** Short exercise **
Reproduce the data character for character, from its first line through the line that contains "action-cell: [571, 812, 914, 841]".

** Listing **
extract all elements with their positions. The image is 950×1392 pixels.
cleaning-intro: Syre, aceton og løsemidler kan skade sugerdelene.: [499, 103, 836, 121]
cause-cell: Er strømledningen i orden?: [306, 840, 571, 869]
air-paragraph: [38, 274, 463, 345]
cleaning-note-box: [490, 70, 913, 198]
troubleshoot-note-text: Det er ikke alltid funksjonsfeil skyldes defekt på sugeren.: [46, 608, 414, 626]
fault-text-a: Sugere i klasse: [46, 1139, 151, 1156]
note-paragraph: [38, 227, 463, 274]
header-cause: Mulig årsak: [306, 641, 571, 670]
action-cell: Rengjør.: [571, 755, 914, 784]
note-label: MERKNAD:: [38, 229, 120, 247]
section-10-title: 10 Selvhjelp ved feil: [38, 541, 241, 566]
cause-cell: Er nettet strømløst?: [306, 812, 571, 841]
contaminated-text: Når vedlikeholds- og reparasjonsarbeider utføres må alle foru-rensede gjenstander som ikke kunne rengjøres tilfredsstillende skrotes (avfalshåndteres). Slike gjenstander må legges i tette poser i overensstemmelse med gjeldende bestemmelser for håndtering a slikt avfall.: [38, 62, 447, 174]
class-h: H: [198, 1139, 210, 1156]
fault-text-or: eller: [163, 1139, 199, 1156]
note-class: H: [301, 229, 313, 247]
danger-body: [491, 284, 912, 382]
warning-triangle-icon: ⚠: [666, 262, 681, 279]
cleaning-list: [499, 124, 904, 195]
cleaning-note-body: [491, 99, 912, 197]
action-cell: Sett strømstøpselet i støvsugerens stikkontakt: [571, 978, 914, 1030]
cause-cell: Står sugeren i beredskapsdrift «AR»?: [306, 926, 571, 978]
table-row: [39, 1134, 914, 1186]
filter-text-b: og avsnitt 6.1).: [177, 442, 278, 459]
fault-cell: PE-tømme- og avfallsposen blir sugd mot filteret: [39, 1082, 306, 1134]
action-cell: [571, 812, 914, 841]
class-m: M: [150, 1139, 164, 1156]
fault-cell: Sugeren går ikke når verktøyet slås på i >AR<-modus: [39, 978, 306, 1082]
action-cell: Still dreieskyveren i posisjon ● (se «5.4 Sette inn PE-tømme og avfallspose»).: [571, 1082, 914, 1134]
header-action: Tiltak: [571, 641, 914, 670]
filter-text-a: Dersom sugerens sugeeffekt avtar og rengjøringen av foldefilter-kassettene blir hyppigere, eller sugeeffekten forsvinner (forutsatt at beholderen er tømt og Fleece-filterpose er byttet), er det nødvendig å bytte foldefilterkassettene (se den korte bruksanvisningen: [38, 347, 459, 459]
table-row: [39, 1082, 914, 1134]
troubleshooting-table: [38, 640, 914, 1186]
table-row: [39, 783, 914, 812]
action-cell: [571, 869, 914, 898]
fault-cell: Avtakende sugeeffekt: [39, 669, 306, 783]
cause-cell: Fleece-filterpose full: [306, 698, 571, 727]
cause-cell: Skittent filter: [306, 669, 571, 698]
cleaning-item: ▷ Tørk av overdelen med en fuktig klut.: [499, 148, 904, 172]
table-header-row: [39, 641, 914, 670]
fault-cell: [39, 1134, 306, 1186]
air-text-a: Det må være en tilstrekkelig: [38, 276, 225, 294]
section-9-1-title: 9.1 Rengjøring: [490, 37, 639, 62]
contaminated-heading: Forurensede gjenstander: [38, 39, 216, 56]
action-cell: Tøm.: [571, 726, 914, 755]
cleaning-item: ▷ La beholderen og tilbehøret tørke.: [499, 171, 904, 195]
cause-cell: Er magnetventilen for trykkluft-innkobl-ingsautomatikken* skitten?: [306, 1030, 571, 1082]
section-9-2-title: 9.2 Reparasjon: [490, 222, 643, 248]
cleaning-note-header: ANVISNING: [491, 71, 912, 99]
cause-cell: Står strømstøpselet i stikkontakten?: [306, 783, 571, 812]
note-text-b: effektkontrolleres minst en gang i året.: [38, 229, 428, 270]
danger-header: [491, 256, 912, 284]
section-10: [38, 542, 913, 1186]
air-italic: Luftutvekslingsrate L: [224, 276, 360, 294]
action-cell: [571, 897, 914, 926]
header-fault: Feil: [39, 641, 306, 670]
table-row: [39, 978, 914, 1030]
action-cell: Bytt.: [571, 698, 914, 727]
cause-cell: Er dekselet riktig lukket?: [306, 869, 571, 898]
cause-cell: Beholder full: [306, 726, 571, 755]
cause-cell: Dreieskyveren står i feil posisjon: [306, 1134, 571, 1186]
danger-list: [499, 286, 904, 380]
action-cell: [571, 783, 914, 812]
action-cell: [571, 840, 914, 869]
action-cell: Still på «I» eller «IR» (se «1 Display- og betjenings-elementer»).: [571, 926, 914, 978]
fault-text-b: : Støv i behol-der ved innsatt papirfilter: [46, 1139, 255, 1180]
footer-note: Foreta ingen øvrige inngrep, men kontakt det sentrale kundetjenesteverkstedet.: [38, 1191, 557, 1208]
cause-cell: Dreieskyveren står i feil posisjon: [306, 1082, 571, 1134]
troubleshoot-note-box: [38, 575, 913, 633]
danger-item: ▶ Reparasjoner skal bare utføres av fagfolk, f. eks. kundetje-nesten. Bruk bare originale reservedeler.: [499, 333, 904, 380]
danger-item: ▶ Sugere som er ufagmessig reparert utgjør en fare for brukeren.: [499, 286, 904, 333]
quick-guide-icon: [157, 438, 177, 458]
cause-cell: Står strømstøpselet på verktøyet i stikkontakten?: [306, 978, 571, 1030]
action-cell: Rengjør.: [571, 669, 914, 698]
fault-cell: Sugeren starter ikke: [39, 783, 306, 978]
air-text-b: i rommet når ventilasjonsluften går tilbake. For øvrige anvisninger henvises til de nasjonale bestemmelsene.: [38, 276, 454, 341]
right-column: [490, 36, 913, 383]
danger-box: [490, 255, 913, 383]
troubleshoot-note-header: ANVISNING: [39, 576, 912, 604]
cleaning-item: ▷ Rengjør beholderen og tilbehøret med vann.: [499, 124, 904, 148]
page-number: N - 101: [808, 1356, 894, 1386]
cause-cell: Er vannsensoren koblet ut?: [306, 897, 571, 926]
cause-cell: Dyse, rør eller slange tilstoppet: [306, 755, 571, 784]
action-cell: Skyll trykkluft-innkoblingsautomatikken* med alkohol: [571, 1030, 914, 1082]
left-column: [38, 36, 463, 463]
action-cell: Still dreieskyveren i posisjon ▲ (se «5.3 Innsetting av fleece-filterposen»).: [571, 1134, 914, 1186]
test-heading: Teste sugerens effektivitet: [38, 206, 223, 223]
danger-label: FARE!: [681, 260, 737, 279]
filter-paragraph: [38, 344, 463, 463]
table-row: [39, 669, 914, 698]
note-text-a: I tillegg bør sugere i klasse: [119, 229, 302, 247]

** Full output **
extract all elements with their positions. The image is 950×1392 pixels.
cleaning-intro: Syre, aceton og løsemidler kan skade sugerdelene.: [499, 103, 836, 121]
cause-cell: Er strømledningen i orden?: [306, 840, 571, 869]
air-paragraph: [38, 274, 463, 345]
cleaning-note-box: [490, 70, 913, 198]
troubleshoot-note-text: Det er ikke alltid funksjonsfeil skyldes defekt på sugeren.: [46, 608, 414, 626]
fault-text-a: Sugere i klasse: [46, 1139, 151, 1156]
note-paragraph: [38, 227, 463, 274]
header-cause: Mulig årsak: [306, 641, 571, 670]
action-cell: Rengjør.: [571, 755, 914, 784]
note-label: MERKNAD:: [38, 229, 120, 247]
section-10-title: 10 Selvhjelp ved feil: [38, 541, 241, 566]
cause-cell: Er nettet strømløst?: [306, 812, 571, 841]
contaminated-text: Når vedlikeholds- og reparasjonsarbeider utføres må alle foru-rensede gjenstander som ikke kunne rengjøres tilfredsstillende skrotes (avfalshåndteres). Slike gjenstander må legges i tette poser i overensstemmelse med gjeldende bestemmelser for håndtering a slikt avfall.: [38, 62, 447, 174]
class-h: H: [198, 1139, 210, 1156]
fault-text-or: eller: [163, 1139, 199, 1156]
note-class: H: [301, 229, 313, 247]
danger-body: [491, 284, 912, 382]
warning-triangle-icon: ⚠: [666, 262, 681, 279]
cleaning-list: [499, 124, 904, 195]
cleaning-note-body: [491, 99, 912, 197]
action-cell: Sett strømstøpselet i støvsugerens stikkontakt: [571, 978, 914, 1030]
cause-cell: Står sugeren i beredskapsdrift «AR»?: [306, 926, 571, 978]
table-row: [39, 1134, 914, 1186]
filter-text-b: og avsnitt 6.1).: [177, 442, 278, 459]
fault-cell: PE-tømme- og avfallsposen blir sugd mot filteret: [39, 1082, 306, 1134]
action-cell: [571, 812, 914, 841]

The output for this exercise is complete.